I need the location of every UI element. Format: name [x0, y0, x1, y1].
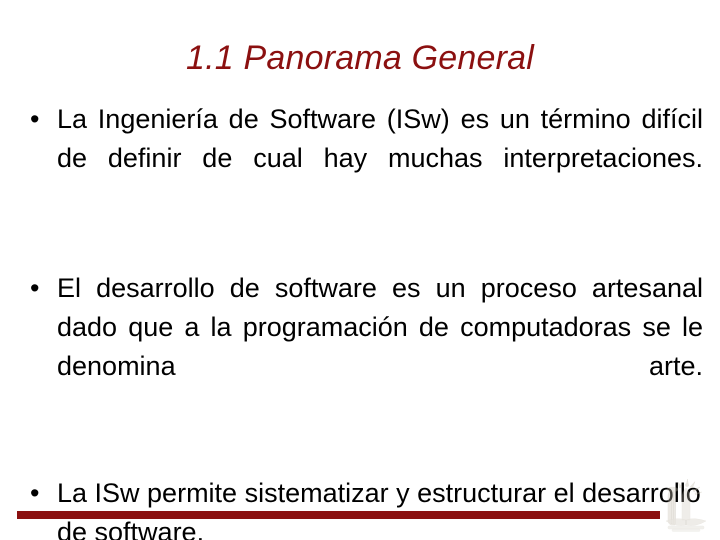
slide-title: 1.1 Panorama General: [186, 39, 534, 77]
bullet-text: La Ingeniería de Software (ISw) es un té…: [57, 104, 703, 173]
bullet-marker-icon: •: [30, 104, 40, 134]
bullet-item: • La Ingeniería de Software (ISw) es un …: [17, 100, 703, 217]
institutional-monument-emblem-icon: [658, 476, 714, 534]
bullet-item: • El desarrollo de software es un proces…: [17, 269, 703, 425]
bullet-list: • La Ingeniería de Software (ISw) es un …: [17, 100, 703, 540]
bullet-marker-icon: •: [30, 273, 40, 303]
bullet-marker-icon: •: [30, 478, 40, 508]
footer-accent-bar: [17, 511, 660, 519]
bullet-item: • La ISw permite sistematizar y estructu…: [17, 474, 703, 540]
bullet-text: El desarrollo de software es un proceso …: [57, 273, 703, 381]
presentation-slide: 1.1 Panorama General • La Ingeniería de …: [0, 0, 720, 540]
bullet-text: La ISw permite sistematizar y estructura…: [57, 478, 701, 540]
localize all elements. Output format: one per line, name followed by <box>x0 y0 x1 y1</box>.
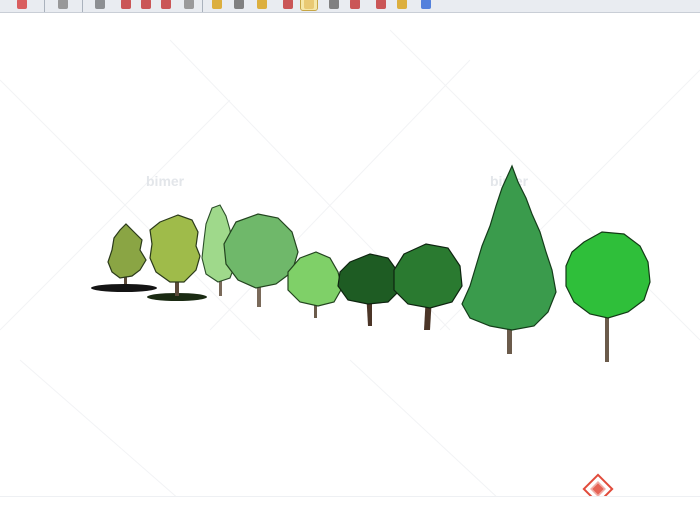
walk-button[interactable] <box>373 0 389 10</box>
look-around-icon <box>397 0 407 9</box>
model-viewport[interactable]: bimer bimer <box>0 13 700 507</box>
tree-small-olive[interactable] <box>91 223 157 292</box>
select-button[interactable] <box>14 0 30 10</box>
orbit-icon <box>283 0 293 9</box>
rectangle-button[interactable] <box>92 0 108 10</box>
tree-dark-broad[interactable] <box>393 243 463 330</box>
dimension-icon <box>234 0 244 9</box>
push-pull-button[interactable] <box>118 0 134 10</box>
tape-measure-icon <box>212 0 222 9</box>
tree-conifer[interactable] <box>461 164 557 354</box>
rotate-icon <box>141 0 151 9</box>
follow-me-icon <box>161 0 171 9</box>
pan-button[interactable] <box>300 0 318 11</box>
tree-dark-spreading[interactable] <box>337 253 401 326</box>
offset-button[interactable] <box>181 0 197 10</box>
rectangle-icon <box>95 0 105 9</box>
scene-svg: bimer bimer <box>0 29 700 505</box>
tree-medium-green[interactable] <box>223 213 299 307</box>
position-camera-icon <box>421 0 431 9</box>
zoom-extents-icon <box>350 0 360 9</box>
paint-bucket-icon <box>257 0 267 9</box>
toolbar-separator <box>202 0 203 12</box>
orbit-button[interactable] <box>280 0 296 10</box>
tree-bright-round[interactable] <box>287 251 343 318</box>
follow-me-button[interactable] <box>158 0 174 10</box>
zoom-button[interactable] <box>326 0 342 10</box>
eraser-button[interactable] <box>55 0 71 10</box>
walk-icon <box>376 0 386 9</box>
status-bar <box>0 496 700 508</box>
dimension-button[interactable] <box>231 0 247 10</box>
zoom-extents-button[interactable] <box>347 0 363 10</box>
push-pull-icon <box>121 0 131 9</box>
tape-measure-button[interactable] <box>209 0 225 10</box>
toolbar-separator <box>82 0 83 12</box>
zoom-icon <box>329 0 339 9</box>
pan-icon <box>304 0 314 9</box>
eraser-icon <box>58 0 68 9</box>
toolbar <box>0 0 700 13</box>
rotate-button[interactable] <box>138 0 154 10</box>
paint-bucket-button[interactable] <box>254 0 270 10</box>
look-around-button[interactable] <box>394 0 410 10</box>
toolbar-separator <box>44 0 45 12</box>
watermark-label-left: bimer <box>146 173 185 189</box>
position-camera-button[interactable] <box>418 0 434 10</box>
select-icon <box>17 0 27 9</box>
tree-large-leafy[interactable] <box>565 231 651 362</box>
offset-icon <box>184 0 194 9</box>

■ What the task requires
Rewrite all of the material above, replacing "bullet-marker-icon" with "bullet-dot-icon" and leaving everything else unchanged. Leave out the pictures.

■ Exercise answer
I need the location of every UI element. Format: name [x0, y0, x1, y1].
slide-title: 1.1 Panorama General: [186, 39, 534, 77]
bullet-text: La Ingeniería de Software (ISw) es un té…: [57, 104, 703, 173]
bullet-dot-icon: •: [30, 104, 40, 134]
bullet-item: • La Ingeniería de Software (ISw) es un …: [17, 100, 703, 217]
institutional-monument-emblem-icon: [658, 476, 714, 534]
bullet-item: • El desarrollo de software es un proces…: [17, 269, 703, 425]
bullet-list: • La Ingeniería de Software (ISw) es un …: [17, 100, 703, 540]
bullet-dot-icon: •: [30, 273, 40, 303]
bullet-dot-icon: •: [30, 478, 40, 508]
footer-accent-bar: [17, 511, 660, 519]
bullet-item: • La ISw permite sistematizar y estructu…: [17, 474, 703, 540]
bullet-text: El desarrollo de software es un proceso …: [57, 273, 703, 381]
presentation-slide: 1.1 Panorama General • La Ingeniería de …: [0, 0, 720, 540]
bullet-text: La ISw permite sistematizar y estructura…: [57, 478, 701, 540]
localize all elements. Output format: one per line, name followed by <box>x0 y0 x1 y1</box>.
walk-button[interactable] <box>373 0 389 10</box>
look-around-icon <box>397 0 407 9</box>
model-viewport[interactable]: bimer bimer <box>0 13 700 507</box>
tree-small-olive[interactable] <box>91 223 157 292</box>
select-button[interactable] <box>14 0 30 10</box>
orbit-icon <box>283 0 293 9</box>
rectangle-button[interactable] <box>92 0 108 10</box>
tree-dark-broad[interactable] <box>393 243 463 330</box>
dimension-icon <box>234 0 244 9</box>
push-pull-button[interactable] <box>118 0 134 10</box>
tape-measure-icon <box>212 0 222 9</box>
tree-conifer[interactable] <box>461 164 557 354</box>
rotate-icon <box>141 0 151 9</box>
follow-me-icon <box>161 0 171 9</box>
pan-button[interactable] <box>300 0 318 11</box>
tree-dark-spreading[interactable] <box>337 253 401 326</box>
offset-button[interactable] <box>181 0 197 10</box>
rectangle-icon <box>95 0 105 9</box>
scene-svg: bimer bimer <box>0 29 700 505</box>
tree-medium-green[interactable] <box>223 213 299 307</box>
position-camera-icon <box>421 0 431 9</box>
zoom-extents-icon <box>350 0 360 9</box>
paint-bucket-icon <box>257 0 267 9</box>
toolbar-separator <box>202 0 203 12</box>
orbit-button[interactable] <box>280 0 296 10</box>
tree-bright-round[interactable] <box>287 251 343 318</box>
follow-me-button[interactable] <box>158 0 174 10</box>
zoom-button[interactable] <box>326 0 342 10</box>
eraser-button[interactable] <box>55 0 71 10</box>
walk-icon <box>376 0 386 9</box>
status-bar <box>0 496 700 508</box>
dimension-button[interactable] <box>231 0 247 10</box>
zoom-extents-button[interactable] <box>347 0 363 10</box>
push-pull-icon <box>121 0 131 9</box>
tape-measure-button[interactable] <box>209 0 225 10</box>
toolbar-separator <box>82 0 83 12</box>
zoom-icon <box>329 0 339 9</box>
pan-icon <box>304 0 314 9</box>
eraser-icon <box>58 0 68 9</box>
toolbar <box>0 0 700 13</box>
rotate-button[interactable] <box>138 0 154 10</box>
paint-bucket-button[interactable] <box>254 0 270 10</box>
look-around-button[interactable] <box>394 0 410 10</box>
toolbar-separator <box>44 0 45 12</box>
watermark-label-left: bimer <box>146 173 185 189</box>
position-camera-button[interactable] <box>418 0 434 10</box>
select-icon <box>17 0 27 9</box>
tree-large-leafy[interactable] <box>565 231 651 362</box>
offset-icon <box>184 0 194 9</box>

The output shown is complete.